§ **GIVEN INSTRUCTION**: Type the records out again in full, exactly.
------ RECORDS SUPPLIED ------
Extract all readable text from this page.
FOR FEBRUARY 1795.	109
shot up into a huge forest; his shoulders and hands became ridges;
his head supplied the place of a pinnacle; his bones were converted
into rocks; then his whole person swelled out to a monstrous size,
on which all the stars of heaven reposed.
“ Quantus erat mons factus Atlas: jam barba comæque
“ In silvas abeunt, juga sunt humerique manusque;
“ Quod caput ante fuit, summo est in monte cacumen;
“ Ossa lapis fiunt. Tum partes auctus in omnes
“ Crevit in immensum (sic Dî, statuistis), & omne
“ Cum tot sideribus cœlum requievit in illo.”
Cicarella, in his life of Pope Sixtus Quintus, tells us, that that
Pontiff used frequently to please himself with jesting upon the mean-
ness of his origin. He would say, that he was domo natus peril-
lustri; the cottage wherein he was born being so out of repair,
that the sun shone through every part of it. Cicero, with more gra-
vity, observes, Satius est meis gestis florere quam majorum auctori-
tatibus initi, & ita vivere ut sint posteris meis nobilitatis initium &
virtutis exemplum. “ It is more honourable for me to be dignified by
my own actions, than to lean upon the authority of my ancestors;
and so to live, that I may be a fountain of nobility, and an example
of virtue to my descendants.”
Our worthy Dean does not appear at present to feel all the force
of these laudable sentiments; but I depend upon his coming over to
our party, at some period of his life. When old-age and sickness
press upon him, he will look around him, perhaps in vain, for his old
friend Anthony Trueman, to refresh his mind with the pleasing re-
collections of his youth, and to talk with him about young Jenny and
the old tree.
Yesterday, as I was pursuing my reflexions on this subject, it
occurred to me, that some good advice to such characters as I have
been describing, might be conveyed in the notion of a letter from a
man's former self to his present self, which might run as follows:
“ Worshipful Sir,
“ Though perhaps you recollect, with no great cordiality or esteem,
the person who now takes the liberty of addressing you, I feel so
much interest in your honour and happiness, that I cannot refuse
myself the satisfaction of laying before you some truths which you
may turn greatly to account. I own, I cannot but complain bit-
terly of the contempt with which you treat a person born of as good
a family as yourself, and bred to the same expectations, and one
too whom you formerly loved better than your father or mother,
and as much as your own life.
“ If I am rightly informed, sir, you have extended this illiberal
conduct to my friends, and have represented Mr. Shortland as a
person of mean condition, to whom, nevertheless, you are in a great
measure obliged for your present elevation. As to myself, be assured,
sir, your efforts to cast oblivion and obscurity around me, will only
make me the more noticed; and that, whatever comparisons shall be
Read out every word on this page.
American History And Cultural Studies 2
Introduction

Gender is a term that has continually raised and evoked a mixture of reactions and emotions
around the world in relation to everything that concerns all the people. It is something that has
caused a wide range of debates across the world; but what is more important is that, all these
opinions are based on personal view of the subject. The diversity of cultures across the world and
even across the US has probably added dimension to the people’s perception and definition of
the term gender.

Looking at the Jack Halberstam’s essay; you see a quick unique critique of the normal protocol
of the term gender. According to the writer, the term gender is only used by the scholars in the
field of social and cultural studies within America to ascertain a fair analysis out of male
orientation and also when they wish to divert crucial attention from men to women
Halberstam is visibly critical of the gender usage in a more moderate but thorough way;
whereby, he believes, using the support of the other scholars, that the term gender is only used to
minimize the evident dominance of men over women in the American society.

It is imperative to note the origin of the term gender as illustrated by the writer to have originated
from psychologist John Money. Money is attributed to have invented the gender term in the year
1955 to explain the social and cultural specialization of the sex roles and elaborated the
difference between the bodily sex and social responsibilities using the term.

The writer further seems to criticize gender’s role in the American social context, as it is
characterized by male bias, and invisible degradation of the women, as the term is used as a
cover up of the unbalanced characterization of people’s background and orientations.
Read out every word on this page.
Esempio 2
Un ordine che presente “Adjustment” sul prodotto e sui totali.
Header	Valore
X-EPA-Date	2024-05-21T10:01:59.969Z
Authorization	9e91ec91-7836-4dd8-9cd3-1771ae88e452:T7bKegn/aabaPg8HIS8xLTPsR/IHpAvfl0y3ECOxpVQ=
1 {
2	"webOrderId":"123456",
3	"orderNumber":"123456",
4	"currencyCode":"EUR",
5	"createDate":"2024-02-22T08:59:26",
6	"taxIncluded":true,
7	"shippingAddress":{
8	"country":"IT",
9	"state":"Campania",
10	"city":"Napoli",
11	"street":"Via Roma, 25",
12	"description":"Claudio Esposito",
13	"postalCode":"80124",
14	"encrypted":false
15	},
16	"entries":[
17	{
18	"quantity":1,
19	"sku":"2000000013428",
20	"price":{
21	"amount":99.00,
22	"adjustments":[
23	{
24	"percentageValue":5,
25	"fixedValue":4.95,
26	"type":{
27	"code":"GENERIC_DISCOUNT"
------
§ **WRITTEN SOLUTION**:
Extract all readable text from this page.
FOR FEBRUARY 1795.	109
shot up into a huge forest; his shoulders and hands became ridges;
his head supplied the place of a pinnacle; his bones were converted
into rocks; then his whole person swelled out to a monstrous size,
on which all the stars of heaven reposed.
“ Quantus erat mons factus Atlas: jam barba comæque
“ In silvas abeunt, juga sunt humerique manusque;
“ Quod caput ante fuit, summo est in monte cacumen;
“ Ossa lapis fiunt. Tum partes auctus in omnes
“ Crevit in immensum (sic Dî, statuistis), & omne
“ Cum tot sideribus cœlum requievit in illo.”
Cicarella, in his life of Pope Sixtus Quintus, tells us, that that
Pontiff used frequently to please himself with jesting upon the mean-
ness of his origin. He would say, that he was domo natus peril-
lustri; the cottage wherein he was born being so out of repair,
that the sun shone through every part of it. Cicero, with more gra-
vity, observes, Satius est meis gestis florere quam majorum auctori-
tatibus initi, & ita vivere ut sint posteris meis nobilitatis initium &
virtutis exemplum. “ It is more honourable for me to be dignified by
my own actions, than to lean upon the authority of my ancestors;
and so to live, that I may be a fountain of nobility, and an example
of virtue to my descendants.”
Our worthy Dean does not appear at present to feel all the force
of these laudable sentiments; but I depend upon his coming over to
our party, at some period of his life. When old-age and sickness
press upon him, he will look around him, perhaps in vain, for his old
friend Anthony Trueman, to refresh his mind with the pleasing re-
collections of his youth, and to talk with him about young Jenny and
the old tree.
Yesterday, as I was pursuing my reflexions on this subject, it
occurred to me, that some good advice to such characters as I have
been describing, might be conveyed in the notion of a letter from a
man's former self to his present self, which might run as follows:
“ Worshipful Sir,
“ Though perhaps you recollect, with no great cordiality or esteem,
the person who now takes the liberty of addressing you, I feel so
much interest in your honour and happiness, that I cannot refuse
myself the satisfaction of laying before you some truths which you
may turn greatly to account. I own, I cannot but complain bit-
terly of the contempt with which you treat a person born of as good
a family as yourself, and bred to the same expectations, and one
too whom you formerly loved better than your father or mother,
and as much as your own life.
“ If I am rightly informed, sir, you have extended this illiberal
conduct to my friends, and have represented Mr. Shortland as a
person of mean condition, to whom, nevertheless, you are in a great
measure obliged for your present elevation. As to myself, be assured,
sir, your efforts to cast oblivion and obscurity around me, will only
make me the more noticed; and that, whatever comparisons shall be
Read out every word on this page.
American History And Cultural Studies 2
Introduction

Gender is a term that has continually raised and evoked a mixture of reactions and emotions
around the world in relation to everything that concerns all the people. It is something that has
caused a wide range of debates across the world; but what is more important is that, all these
opinions are based on personal view of the subject. The diversity of cultures across the world and
even across the US has probably added dimension to the people’s perception and definition of
the term gender.

Looking at the Jack Halberstam’s essay; you see a quick unique critique of the normal protocol
of the term gender. According to the writer, the term gender is only used by the scholars in the
field of social and cultural studies within America to ascertain a fair analysis out of male
orientation and also when they wish to divert crucial attention from men to women
Halberstam is visibly critical of the gender usage in a more moderate but thorough way;
whereby, he believes, using the support of the other scholars, that the term gender is only used to
minimize the evident dominance of men over women in the American society.

It is imperative to note the origin of the term gender as illustrated by the writer to have originated
from psychologist John Money. Money is attributed to have invented the gender term in the year
1955 to explain the social and cultural specialization of the sex roles and elaborated the
difference between the bodily sex and social responsibilities using the term.

The writer further seems to criticize gender’s role in the American social context, as it is
characterized by male bias, and invisible degradation of the women, as the term is used as a
cover up of the unbalanced characterization of people’s background and orientations.
Read out every word on this page.
Esempio 2
Un ordine che presente “Adjustment” sul prodotto e sui totali.
Header	Valore
X-EPA-Date	2024-05-21T10:01:59.969Z
Authorization	9e91ec91-7836-4dd8-9cd3-1771ae88e452:T7bKegn/aabaPg8HIS8xLTPsR/IHpAvfl0y3ECOxpVQ=
1 {
2	"webOrderId":"123456",
3	"orderNumber":"123456",
4	"currencyCode":"EUR",
5	"createDate":"2024-02-22T08:59:26",
6	"taxIncluded":true,
7	"shippingAddress":{
8	"country":"IT",
9	"state":"Campania",
10	"city":"Napoli",
11	"street":"Via Roma, 25",
12	"description":"Claudio Esposito",
13	"postalCode":"80124",
14	"encrypted":false
15	},
16	"entries":[
17	{
18	"quantity":1,
19	"sku":"2000000013428",
20	"price":{
21	"amount":99.00,
22	"adjustments":[
23	{
24	"percentageValue":5,
25	"fixedValue":4.95,
26	"type":{
27	"code":"GENERIC_DISCOUNT"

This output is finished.